Image-based layout records
[Begin]
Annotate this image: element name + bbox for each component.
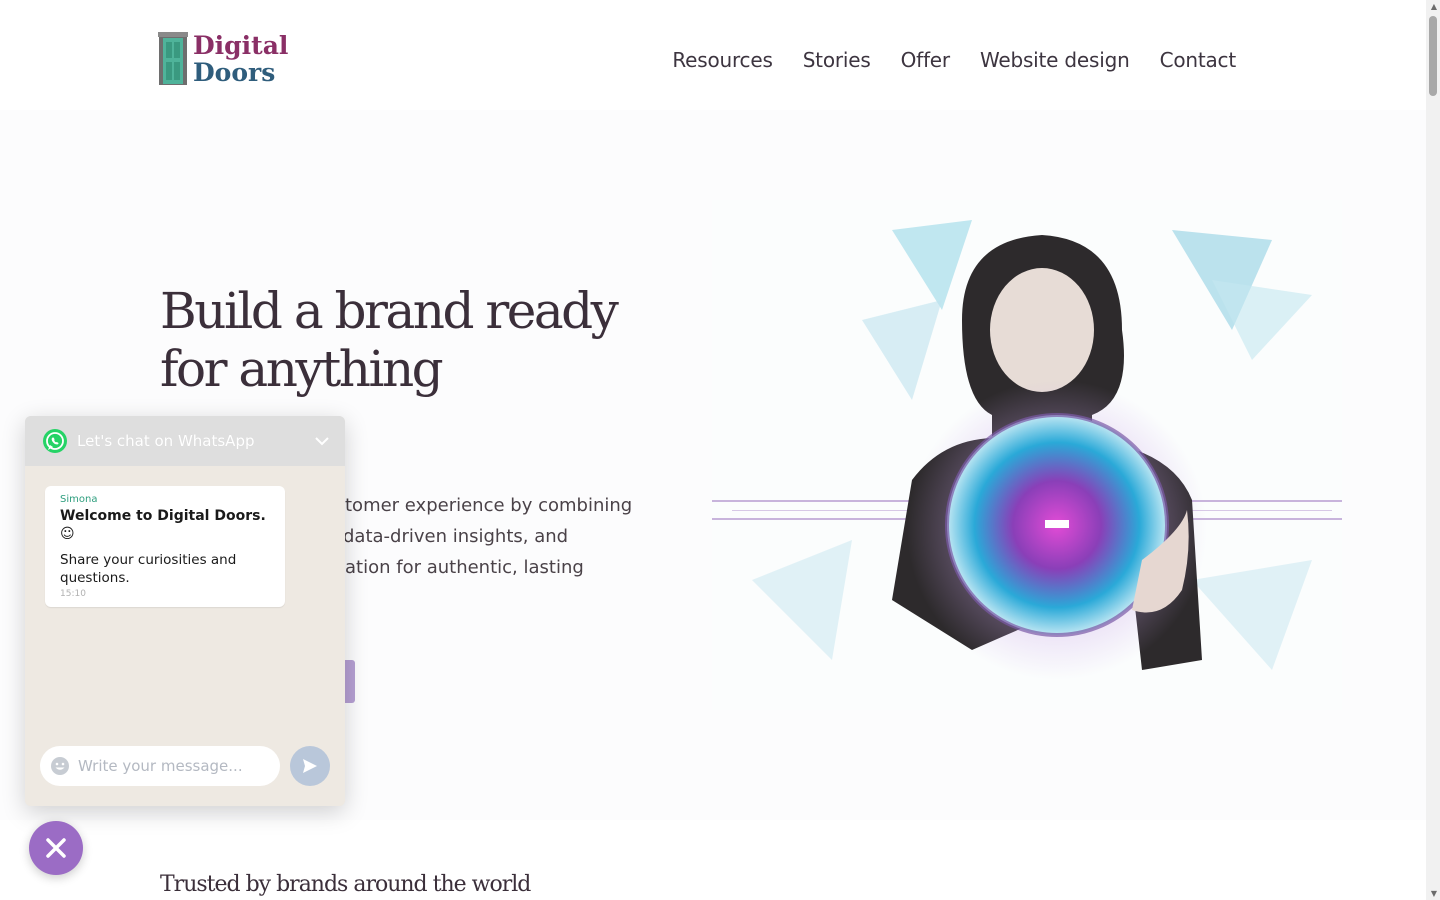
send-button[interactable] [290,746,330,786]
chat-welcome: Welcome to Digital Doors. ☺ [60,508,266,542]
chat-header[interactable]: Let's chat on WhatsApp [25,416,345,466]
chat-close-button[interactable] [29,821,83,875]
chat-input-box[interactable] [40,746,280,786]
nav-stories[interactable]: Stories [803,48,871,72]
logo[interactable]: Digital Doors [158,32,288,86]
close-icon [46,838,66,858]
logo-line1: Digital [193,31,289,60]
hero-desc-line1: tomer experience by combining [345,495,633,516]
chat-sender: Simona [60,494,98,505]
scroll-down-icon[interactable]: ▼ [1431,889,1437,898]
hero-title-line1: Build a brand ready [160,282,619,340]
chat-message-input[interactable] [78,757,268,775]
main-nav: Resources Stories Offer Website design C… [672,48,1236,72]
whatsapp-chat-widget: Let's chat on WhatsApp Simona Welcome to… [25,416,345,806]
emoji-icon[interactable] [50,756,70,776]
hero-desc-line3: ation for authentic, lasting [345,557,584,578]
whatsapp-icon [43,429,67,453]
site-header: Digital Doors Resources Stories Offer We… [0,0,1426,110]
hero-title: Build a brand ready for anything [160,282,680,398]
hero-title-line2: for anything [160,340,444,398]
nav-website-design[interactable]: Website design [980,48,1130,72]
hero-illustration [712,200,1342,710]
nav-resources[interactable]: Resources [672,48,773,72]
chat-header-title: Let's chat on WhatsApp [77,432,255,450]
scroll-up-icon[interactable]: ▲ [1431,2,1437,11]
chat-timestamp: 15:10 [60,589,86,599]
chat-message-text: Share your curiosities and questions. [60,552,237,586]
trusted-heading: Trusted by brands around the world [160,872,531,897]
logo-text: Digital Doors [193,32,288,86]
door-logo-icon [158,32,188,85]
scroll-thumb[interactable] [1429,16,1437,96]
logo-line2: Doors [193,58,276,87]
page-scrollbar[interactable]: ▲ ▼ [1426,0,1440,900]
[End]
> WORK TO COMPLETE:
Retype every line of the records above word for word, leaving out the pictures.

> EXERCISE SOLUTION:
Annotate this image: element name + bbox for each component.
send-button[interactable] [290,746,330,786]
chat-welcome: Welcome to Digital Doors. ☺ [60,508,266,542]
chat-header[interactable]: Let's chat on WhatsApp [25,416,345,466]
chat-close-button[interactable] [29,821,83,875]
chat-input-box[interactable] [40,746,280,786]
nav-stories[interactable]: Stories [803,48,871,72]
logo[interactable]: Digital Doors [158,32,288,86]
close-icon [46,838,66,858]
logo-line1: Digital [193,31,289,60]
hero-desc-line1: tomer experience by combining [345,495,633,516]
chat-sender: Simona [60,494,98,505]
scroll-down-icon[interactable]: ▼ [1431,889,1437,898]
hero-title-line1: Build a brand ready [160,282,619,340]
chat-message-input[interactable] [78,757,268,775]
main-nav: Resources Stories Offer Website design C… [672,48,1236,72]
whatsapp-chat-widget: Let's chat on WhatsApp Simona Welcome to… [25,416,345,806]
emoji-icon[interactable] [50,756,70,776]
hero-desc-line3: ation for authentic, lasting [345,557,584,578]
whatsapp-icon [43,429,67,453]
site-header: Digital Doors Resources Stories Offer We… [0,0,1426,110]
hero-title: Build a brand ready for anything [160,282,680,398]
hero-title-line2: for anything [160,340,444,398]
nav-website-design[interactable]: Website design [980,48,1130,72]
hero-illustration [712,200,1342,710]
nav-resources[interactable]: Resources [672,48,773,72]
chat-header-title: Let's chat on WhatsApp [77,432,255,450]
scroll-up-icon[interactable]: ▲ [1431,2,1437,11]
chat-timestamp: 15:10 [60,589,86,599]
chat-message-text: Share your curiosities and questions. [60,552,237,586]
trusted-heading: Trusted by brands around the world [160,872,531,897]
logo-text: Digital Doors [193,32,288,86]
door-logo-icon [158,32,188,85]
scroll-thumb[interactable] [1429,16,1437,96]
logo-line2: Doors [193,58,276,87]
page-scrollbar[interactable]: ▲ ▼ [1426,0,1440,900]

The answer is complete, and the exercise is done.